Data entries:
......
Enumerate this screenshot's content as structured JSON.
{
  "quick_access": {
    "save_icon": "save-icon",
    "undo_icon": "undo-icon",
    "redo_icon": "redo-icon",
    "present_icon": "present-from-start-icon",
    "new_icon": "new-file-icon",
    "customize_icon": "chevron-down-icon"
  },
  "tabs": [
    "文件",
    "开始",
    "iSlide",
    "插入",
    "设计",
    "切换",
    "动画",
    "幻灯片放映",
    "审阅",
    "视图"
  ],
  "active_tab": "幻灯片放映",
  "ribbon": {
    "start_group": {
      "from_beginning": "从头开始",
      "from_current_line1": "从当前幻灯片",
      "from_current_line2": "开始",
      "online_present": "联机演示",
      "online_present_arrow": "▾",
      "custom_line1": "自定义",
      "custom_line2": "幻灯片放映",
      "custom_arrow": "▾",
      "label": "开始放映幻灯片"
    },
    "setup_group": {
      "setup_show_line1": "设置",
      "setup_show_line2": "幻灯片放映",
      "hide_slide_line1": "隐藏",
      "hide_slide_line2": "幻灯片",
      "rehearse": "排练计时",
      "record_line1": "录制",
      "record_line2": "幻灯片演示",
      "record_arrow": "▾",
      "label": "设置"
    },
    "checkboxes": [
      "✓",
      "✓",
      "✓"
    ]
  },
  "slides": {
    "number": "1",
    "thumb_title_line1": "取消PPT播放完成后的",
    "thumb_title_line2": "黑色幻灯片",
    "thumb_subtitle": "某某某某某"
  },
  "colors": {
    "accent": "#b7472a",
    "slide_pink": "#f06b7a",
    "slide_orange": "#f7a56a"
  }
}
......
» **OBJECTIVE**: Can you reproduce all the material exactly?

» **TASK RESPONSE**:
Enumerate this screenshot's content as structured JSON.
{
  "quick_access": {
    "save_icon": "save-icon",
    "undo_icon": "undo-icon",
    "redo_icon": "redo-icon",
    "present_icon": "present-from-start-icon",
    "new_icon": "new-file-icon",
    "customize_icon": "chevron-down-icon"
  },
  "tabs": [
    "文件",
    "开始",
    "iSlide",
    "插入",
    "设计",
    "切换",
    "动画",
    "幻灯片放映",
    "审阅",
    "视图"
  ],
  "active_tab": "幻灯片放映",
  "ribbon": {
    "start_group": {
      "from_beginning": "从头开始",
      "from_current_line1": "从当前幻灯片",
      "from_current_line2": "开始",
      "online_present": "联机演示",
      "online_present_arrow": "▾",
      "custom_line1": "自定义",
      "custom_line2": "幻灯片放映",
      "custom_arrow": "▾",
      "label": "开始放映幻灯片"
    },
    "setup_group": {
      "setup_show_line1": "设置",
      "setup_show_line2": "幻灯片放映",
      "hide_slide_line1": "隐藏",
      "hide_slide_line2": "幻灯片",
      "rehearse": "排练计时",
      "record_line1": "录制",
      "record_line2": "幻灯片演示",
      "record_arrow": "▾",
      "label": "设置"
    },
    "checkboxes": [
      "✓",
      "✓",
      "✓"
    ]
  },
  "slides": {
    "number": "1",
    "thumb_title_line1": "取消PPT播放完成后的",
    "thumb_title_line2": "黑色幻灯片",
    "thumb_subtitle": "某某某某某"
  },
  "colors": {
    "accent": "#b7472a",
    "slide_pink": "#f06b7a",
    "slide_orange": "#f7a56a"
  }
}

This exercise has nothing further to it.